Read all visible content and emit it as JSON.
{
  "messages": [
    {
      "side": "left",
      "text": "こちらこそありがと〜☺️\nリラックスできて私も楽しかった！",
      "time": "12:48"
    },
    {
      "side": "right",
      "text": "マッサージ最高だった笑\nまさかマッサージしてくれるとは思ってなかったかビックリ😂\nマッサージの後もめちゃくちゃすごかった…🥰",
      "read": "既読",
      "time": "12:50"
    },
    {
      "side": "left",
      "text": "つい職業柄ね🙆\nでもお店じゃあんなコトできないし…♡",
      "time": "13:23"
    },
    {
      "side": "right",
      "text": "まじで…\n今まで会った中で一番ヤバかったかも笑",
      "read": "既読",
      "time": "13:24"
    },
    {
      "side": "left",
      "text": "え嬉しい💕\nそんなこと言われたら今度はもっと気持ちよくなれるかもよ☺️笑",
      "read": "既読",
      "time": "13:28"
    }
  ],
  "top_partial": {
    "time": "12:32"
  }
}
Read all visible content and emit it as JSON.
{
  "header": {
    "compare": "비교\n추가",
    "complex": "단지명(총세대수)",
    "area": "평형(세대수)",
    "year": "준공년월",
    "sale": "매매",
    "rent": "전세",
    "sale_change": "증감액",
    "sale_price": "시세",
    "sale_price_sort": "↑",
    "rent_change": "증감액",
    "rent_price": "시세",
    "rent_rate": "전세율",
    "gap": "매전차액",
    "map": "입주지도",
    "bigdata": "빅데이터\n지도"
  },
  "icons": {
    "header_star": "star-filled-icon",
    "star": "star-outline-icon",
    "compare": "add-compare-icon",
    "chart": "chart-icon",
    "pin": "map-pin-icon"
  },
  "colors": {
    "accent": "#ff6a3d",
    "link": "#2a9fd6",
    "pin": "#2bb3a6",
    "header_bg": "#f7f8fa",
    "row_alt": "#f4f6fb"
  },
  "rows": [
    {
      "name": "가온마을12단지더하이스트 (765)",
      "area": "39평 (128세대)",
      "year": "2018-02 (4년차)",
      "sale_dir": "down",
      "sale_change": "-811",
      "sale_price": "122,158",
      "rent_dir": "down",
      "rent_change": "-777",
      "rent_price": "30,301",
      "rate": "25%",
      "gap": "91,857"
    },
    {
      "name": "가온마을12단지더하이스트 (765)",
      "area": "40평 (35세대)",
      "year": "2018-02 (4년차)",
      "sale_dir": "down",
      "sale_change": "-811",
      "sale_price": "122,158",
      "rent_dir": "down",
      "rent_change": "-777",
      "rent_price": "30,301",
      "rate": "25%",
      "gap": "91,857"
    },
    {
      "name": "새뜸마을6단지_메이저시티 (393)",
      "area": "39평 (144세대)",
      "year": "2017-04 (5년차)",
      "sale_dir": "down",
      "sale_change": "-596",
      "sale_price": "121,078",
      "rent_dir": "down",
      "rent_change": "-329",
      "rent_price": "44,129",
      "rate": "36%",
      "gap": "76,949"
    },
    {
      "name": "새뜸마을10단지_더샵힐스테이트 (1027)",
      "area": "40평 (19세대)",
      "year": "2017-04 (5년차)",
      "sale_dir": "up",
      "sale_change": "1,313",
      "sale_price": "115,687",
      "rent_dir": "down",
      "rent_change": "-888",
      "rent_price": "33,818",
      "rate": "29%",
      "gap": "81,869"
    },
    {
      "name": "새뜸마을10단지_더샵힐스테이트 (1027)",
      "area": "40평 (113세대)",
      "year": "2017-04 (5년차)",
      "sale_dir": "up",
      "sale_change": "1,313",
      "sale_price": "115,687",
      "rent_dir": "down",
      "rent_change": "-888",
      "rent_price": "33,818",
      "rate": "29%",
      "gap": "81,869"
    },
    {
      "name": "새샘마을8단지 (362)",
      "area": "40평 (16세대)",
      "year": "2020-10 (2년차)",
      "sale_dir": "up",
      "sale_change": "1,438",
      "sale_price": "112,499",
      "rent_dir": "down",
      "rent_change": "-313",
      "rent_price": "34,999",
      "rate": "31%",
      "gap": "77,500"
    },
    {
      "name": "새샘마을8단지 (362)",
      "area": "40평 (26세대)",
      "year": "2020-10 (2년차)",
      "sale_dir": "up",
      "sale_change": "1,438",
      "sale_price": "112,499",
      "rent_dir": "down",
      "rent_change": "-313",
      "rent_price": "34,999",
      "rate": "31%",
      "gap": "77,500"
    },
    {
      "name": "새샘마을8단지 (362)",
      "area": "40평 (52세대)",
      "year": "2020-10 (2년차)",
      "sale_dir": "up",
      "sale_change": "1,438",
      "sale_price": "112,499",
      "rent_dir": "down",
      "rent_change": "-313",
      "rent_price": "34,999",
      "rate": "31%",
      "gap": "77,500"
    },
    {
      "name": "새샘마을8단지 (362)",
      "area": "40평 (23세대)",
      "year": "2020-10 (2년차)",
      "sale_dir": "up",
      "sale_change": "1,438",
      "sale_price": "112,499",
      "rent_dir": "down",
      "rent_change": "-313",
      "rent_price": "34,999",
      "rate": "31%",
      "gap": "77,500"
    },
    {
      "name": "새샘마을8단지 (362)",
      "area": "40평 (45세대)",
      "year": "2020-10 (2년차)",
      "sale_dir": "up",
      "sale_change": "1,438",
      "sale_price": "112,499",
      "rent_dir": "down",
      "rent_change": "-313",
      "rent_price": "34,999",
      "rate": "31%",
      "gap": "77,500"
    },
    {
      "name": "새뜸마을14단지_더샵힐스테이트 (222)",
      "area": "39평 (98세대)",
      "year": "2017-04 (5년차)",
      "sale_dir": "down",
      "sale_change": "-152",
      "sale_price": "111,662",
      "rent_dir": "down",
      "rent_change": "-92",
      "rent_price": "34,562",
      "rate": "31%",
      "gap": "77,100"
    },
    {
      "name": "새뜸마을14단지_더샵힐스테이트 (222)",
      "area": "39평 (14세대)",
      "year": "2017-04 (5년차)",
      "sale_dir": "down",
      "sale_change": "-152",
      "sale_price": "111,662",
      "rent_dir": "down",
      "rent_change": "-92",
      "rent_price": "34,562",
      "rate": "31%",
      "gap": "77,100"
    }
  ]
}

---

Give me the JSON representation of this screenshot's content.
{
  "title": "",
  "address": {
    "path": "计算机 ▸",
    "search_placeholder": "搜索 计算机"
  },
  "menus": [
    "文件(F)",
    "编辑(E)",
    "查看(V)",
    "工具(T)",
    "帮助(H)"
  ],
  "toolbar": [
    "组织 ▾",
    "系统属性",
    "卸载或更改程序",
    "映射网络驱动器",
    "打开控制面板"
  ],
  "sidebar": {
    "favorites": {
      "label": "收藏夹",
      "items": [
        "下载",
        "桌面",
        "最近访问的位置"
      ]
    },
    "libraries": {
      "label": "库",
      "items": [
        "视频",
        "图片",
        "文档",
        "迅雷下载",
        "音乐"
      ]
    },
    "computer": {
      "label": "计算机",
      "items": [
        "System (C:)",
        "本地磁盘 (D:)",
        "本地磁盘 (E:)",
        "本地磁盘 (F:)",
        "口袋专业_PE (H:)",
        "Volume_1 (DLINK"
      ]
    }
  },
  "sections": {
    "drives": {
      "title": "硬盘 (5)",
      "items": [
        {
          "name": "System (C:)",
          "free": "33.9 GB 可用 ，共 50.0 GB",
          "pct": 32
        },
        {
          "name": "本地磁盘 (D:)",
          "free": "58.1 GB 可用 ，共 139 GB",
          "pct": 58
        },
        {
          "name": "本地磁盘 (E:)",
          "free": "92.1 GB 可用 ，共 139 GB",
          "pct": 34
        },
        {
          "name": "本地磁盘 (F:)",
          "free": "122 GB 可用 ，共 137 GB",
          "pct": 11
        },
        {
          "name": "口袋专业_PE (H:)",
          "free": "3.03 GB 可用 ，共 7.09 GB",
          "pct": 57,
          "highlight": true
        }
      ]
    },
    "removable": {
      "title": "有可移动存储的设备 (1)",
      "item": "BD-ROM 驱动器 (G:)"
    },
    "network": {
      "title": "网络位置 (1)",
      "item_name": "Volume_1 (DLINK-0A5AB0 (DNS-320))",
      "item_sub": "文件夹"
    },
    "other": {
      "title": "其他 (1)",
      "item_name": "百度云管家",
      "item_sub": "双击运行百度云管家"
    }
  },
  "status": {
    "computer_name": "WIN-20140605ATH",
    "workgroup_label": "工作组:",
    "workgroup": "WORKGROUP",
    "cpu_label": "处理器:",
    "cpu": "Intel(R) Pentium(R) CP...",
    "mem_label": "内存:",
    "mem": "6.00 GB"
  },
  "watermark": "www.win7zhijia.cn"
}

--

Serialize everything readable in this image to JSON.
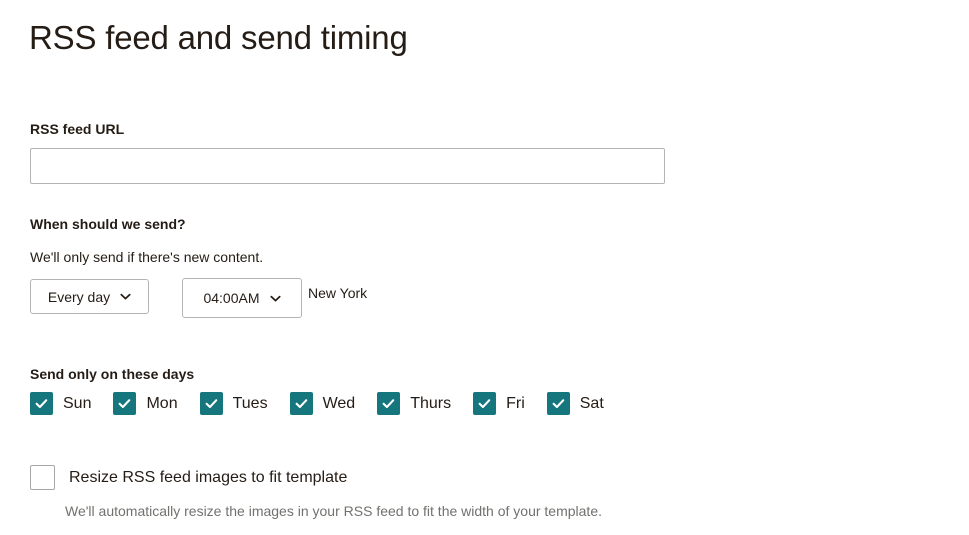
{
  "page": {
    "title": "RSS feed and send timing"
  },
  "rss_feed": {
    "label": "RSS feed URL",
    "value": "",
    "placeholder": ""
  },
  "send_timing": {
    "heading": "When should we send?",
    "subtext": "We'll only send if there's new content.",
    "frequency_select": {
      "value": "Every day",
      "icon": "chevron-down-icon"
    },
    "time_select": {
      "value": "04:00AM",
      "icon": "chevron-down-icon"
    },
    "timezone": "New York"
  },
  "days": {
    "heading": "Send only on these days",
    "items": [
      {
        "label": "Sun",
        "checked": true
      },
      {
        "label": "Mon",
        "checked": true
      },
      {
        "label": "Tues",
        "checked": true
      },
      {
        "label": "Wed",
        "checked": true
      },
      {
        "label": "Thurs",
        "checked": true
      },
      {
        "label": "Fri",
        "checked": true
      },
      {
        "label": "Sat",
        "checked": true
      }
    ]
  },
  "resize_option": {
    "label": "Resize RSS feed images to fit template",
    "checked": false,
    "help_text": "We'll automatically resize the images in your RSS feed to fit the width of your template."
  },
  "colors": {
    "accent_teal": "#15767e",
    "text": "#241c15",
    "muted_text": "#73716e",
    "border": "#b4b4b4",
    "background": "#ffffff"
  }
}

[PROBLEM]
Find each line in the records holding the string "days" and show it.

[RESPONSE FOR THIS EXERCISE]
  "days": {
    "heading": "Send only on these days",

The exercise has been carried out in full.